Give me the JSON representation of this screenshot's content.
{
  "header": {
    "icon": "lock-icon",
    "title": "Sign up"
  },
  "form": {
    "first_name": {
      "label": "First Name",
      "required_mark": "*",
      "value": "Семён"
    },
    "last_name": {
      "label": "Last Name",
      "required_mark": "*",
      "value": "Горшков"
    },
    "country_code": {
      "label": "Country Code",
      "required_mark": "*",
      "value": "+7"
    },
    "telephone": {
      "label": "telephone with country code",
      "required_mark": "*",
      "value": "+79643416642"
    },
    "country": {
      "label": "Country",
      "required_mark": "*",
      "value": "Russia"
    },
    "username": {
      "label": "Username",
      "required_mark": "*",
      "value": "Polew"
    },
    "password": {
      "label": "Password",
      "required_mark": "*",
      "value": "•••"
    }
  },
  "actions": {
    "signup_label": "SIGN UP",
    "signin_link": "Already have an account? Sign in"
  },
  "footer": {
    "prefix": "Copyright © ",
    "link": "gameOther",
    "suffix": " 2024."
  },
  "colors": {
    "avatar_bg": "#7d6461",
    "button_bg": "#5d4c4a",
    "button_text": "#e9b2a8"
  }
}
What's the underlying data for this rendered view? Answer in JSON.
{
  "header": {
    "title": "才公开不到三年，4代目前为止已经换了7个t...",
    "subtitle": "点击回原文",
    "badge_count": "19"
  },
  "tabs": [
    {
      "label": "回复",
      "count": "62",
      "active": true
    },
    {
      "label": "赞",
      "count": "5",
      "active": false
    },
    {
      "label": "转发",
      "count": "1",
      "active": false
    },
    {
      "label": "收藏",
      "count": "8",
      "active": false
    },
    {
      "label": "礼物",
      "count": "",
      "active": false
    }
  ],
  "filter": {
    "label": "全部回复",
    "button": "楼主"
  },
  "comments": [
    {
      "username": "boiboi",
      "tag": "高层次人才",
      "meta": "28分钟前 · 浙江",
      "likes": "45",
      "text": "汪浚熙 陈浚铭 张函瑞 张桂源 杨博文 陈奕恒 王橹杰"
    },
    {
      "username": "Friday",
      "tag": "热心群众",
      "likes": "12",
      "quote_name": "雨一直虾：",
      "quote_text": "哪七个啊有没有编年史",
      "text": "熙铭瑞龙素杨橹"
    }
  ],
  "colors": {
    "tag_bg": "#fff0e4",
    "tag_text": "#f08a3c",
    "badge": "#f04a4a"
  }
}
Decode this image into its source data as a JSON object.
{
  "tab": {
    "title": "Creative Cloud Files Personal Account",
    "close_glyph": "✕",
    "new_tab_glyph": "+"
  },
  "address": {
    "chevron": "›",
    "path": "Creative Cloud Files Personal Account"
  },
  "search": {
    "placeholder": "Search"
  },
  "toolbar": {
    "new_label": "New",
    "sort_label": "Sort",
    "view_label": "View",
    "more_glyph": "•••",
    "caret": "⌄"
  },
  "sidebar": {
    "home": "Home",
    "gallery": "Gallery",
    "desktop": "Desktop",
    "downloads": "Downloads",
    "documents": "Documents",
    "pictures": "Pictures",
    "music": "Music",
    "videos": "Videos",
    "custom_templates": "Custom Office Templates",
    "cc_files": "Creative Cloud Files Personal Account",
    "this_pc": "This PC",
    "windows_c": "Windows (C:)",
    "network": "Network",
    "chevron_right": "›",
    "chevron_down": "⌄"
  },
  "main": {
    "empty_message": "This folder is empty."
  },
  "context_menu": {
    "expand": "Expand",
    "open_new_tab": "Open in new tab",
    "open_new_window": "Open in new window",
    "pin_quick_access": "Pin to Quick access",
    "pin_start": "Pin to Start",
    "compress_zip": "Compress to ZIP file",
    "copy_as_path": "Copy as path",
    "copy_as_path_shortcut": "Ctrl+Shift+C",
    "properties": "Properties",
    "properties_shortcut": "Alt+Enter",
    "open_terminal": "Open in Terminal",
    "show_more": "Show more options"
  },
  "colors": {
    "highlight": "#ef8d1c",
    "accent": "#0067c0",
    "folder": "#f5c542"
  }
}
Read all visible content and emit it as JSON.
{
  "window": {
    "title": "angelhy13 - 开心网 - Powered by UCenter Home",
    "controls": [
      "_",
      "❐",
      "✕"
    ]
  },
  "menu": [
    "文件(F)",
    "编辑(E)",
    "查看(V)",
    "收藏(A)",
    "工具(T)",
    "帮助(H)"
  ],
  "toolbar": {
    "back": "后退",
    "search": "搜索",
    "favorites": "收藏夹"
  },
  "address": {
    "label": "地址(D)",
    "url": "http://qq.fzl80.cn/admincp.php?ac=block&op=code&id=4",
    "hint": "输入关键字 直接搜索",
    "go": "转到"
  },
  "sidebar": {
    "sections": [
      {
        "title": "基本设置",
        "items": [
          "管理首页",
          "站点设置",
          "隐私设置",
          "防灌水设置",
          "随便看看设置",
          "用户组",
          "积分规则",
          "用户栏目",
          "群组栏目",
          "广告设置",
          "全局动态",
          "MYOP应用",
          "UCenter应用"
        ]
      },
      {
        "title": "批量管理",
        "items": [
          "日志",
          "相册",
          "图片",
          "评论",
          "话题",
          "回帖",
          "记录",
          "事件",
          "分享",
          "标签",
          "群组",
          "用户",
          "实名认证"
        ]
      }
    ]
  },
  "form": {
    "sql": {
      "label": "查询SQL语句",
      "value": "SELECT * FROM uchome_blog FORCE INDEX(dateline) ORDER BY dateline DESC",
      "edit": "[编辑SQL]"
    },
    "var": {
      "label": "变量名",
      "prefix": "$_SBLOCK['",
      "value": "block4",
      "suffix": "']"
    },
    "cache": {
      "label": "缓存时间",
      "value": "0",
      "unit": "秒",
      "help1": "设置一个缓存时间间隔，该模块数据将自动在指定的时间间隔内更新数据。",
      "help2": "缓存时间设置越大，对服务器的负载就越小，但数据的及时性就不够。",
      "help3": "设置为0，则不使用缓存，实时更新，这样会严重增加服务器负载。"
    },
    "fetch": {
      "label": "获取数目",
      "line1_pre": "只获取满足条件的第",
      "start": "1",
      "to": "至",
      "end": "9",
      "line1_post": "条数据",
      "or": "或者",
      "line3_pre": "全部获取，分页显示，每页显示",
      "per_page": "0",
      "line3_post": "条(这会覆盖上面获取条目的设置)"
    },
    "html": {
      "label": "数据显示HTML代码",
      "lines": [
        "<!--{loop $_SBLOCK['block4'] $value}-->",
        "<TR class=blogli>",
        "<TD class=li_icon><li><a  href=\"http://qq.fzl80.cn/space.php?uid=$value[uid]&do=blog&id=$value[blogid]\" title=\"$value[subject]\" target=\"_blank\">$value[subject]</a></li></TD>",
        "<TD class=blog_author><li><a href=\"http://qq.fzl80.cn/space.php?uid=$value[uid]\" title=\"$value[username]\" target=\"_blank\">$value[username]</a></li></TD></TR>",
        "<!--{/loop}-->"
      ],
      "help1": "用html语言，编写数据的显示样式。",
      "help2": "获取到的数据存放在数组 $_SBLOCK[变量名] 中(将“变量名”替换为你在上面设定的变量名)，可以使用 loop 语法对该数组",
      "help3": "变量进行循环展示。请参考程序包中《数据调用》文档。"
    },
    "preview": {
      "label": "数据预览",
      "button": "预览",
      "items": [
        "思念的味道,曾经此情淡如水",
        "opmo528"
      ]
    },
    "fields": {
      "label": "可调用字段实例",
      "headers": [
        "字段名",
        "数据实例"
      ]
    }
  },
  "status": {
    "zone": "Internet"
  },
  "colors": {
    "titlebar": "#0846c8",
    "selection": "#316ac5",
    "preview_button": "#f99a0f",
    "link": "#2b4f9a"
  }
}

__________

■ **Exercise prompt**:
Return all the data above once more, precisely as given.

■ **Solution**:
Give me the JSON representation of this screenshot's content.
{
  "header": {
    "icon": "lock-icon",
    "title": "Sign up"
  },
  "form": {
    "first_name": {
      "label": "First Name",
      "required_mark": "*",
      "value": "Семён"
    },
    "last_name": {
      "label": "Last Name",
      "required_mark": "*",
      "value": "Горшков"
    },
    "country_code": {
      "label": "Country Code",
      "required_mark": "*",
      "value": "+7"
    },
    "telephone": {
      "label": "telephone with country code",
      "required_mark": "*",
      "value": "+79643416642"
    },
    "country": {
      "label": "Country",
      "required_mark": "*",
      "value": "Russia"
    },
    "username": {
      "label": "Username",
      "required_mark": "*",
      "value": "Polew"
    },
    "password": {
      "label": "Password",
      "required_mark": "*",
      "value": "•••"
    }
  },
  "actions": {
    "signup_label": "SIGN UP",
    "signin_link": "Already have an account? Sign in"
  },
  "footer": {
    "prefix": "Copyright © ",
    "link": "gameOther",
    "suffix": " 2024."
  },
  "colors": {
    "avatar_bg": "#7d6461",
    "button_bg": "#5d4c4a",
    "button_text": "#e9b2a8"
  }
}
What's the underlying data for this rendered view? Answer in JSON.
{
  "header": {
    "title": "才公开不到三年，4代目前为止已经换了7个t...",
    "subtitle": "点击回原文",
    "badge_count": "19"
  },
  "tabs": [
    {
      "label": "回复",
      "count": "62",
      "active": true
    },
    {
      "label": "赞",
      "count": "5",
      "active": false
    },
    {
      "label": "转发",
      "count": "1",
      "active": false
    },
    {
      "label": "收藏",
      "count": "8",
      "active": false
    },
    {
      "label": "礼物",
      "count": "",
      "active": false
    }
  ],
  "filter": {
    "label": "全部回复",
    "button": "楼主"
  },
  "comments": [
    {
      "username": "boiboi",
      "tag": "高层次人才",
      "meta": "28分钟前 · 浙江",
      "likes": "45",
      "text": "汪浚熙 陈浚铭 张函瑞 张桂源 杨博文 陈奕恒 王橹杰"
    },
    {
      "username": "Friday",
      "tag": "热心群众",
      "likes": "12",
      "quote_name": "雨一直虾：",
      "quote_text": "哪七个啊有没有编年史",
      "text": "熙铭瑞龙素杨橹"
    }
  ],
  "colors": {
    "tag_bg": "#fff0e4",
    "tag_text": "#f08a3c",
    "badge": "#f04a4a"
  }
}
Decode this image into its source data as a JSON object.
{
  "tab": {
    "title": "Creative Cloud Files Personal Account",
    "close_glyph": "✕",
    "new_tab_glyph": "+"
  },
  "address": {
    "chevron": "›",
    "path": "Creative Cloud Files Personal Account"
  },
  "search": {
    "placeholder": "Search"
  },
  "toolbar": {
    "new_label": "New",
    "sort_label": "Sort",
    "view_label": "View",
    "more_glyph": "•••",
    "caret": "⌄"
  },
  "sidebar": {
    "home": "Home",
    "gallery": "Gallery",
    "desktop": "Desktop",
    "downloads": "Downloads",
    "documents": "Documents",
    "pictures": "Pictures",
    "music": "Music",
    "videos": "Videos",
    "custom_templates": "Custom Office Templates",
    "cc_files": "Creative Cloud Files Personal Account",
    "this_pc": "This PC",
    "windows_c": "Windows (C:)",
    "network": "Network",
    "chevron_right": "›",
    "chevron_down": "⌄"
  },
  "main": {
    "empty_message": "This folder is empty."
  },
  "context_menu": {
    "expand": "Expand",
    "open_new_tab": "Open in new tab",
    "open_new_window": "Open in new window",
    "pin_quick_access": "Pin to Quick access",
    "pin_start": "Pin to Start",
    "compress_zip": "Compress to ZIP file",
    "copy_as_path": "Copy as path",
    "copy_as_path_shortcut": "Ctrl+Shift+C",
    "properties": "Properties",
    "properties_shortcut": "Alt+Enter",
    "open_terminal": "Open in Terminal",
    "show_more": "Show more options"
  },
  "colors": {
    "highlight": "#ef8d1c",
    "accent": "#0067c0",
    "folder": "#f5c542"
  }
}
Read all visible content and emit it as JSON.
{
  "window": {
    "title": "angelhy13 - 开心网 - Powered by UCenter Home",
    "controls": [
      "_",
      "❐",
      "✕"
    ]
  },
  "menu": [
    "文件(F)",
    "编辑(E)",
    "查看(V)",
    "收藏(A)",
    "工具(T)",
    "帮助(H)"
  ],
  "toolbar": {
    "back": "后退",
    "search": "搜索",
    "favorites": "收藏夹"
  },
  "address": {
    "label": "地址(D)",
    "url": "http://qq.fzl80.cn/admincp.php?ac=block&op=code&id=4",
    "hint": "输入关键字 直接搜索",
    "go": "转到"
  },
  "sidebar": {
    "sections": [
      {
        "title": "基本设置",
        "items": [
          "管理首页",
          "站点设置",
          "隐私设置",
          "防灌水设置",
          "随便看看设置",
          "用户组",
          "积分规则",
          "用户栏目",
          "群组栏目",
          "广告设置",
          "全局动态",
          "MYOP应用",
          "UCenter应用"
        ]
      },
      {
        "title": "批量管理",
        "items": [
          "日志",
          "相册",
          "图片",
          "评论",
          "话题",
          "回帖",
          "记录",
          "事件",
          "分享",
          "标签",
          "群组",
          "用户",
          "实名认证"
        ]
      }
    ]
  },
  "form": {
    "sql": {
      "label": "查询SQL语句",
      "value": "SELECT * FROM uchome_blog FORCE INDEX(dateline) ORDER BY dateline DESC",
      "edit": "[编辑SQL]"
    },
    "var": {
      "label": "变量名",
      "prefix": "$_SBLOCK['",
      "value": "block4",
      "suffix": "']"
    },
    "cache": {
      "label": "缓存时间",
      "value": "0",
      "unit": "秒",
      "help1": "设置一个缓存时间间隔，该模块数据将自动在指定的时间间隔内更新数据。",
      "help2": "缓存时间设置越大，对服务器的负载就越小，但数据的及时性就不够。",
      "help3": "设置为0，则不使用缓存，实时更新，这样会严重增加服务器负载。"
    },
    "fetch": {
      "label": "获取数目",
      "line1_pre": "只获取满足条件的第",
      "start": "1",
      "to": "至",
      "end": "9",
      "line1_post": "条数据",
      "or": "或者",
      "line3_pre": "全部获取，分页显示，每页显示",
      "per_page": "0",
      "line3_post": "条(这会覆盖上面获取条目的设置)"
    },
    "html": {
      "label": "数据显示HTML代码",
      "lines": [
        "<!--{loop $_SBLOCK['block4'] $value}-->",
        "<TR class=blogli>",
        "<TD class=li_icon><li><a  href=\"http://qq.fzl80.cn/space.php?uid=$value[uid]&do=blog&id=$value[blogid]\" title=\"$value[subject]\" target=\"_blank\">$value[subject]</a></li></TD>",
        "<TD class=blog_author><li><a href=\"http://qq.fzl80.cn/space.php?uid=$value[uid]\" title=\"$value[username]\" target=\"_blank\">$value[username]</a></li></TD></TR>",
        "<!--{/loop}-->"
      ],
      "help1": "用html语言，编写数据的显示样式。",
      "help2": "获取到的数据存放在数组 $_SBLOCK[变量名] 中(将“变量名”替换为你在上面设定的变量名)，可以使用 loop 语法对该数组",
      "help3": "变量进行循环展示。请参考程序包中《数据调用》文档。"
    },
    "preview": {
      "label": "数据预览",
      "button": "预览",
      "items": [
        "思念的味道,曾经此情淡如水",
        "opmo528"
      ]
    },
    "fields": {
      "label": "可调用字段实例",
      "headers": [
        "字段名",
        "数据实例"
      ]
    }
  },
  "status": {
    "zone": "Internet"
  },
  "colors": {
    "titlebar": "#0846c8",
    "selection": "#316ac5",
    "preview_button": "#f99a0f",
    "link": "#2b4f9a"
  }
}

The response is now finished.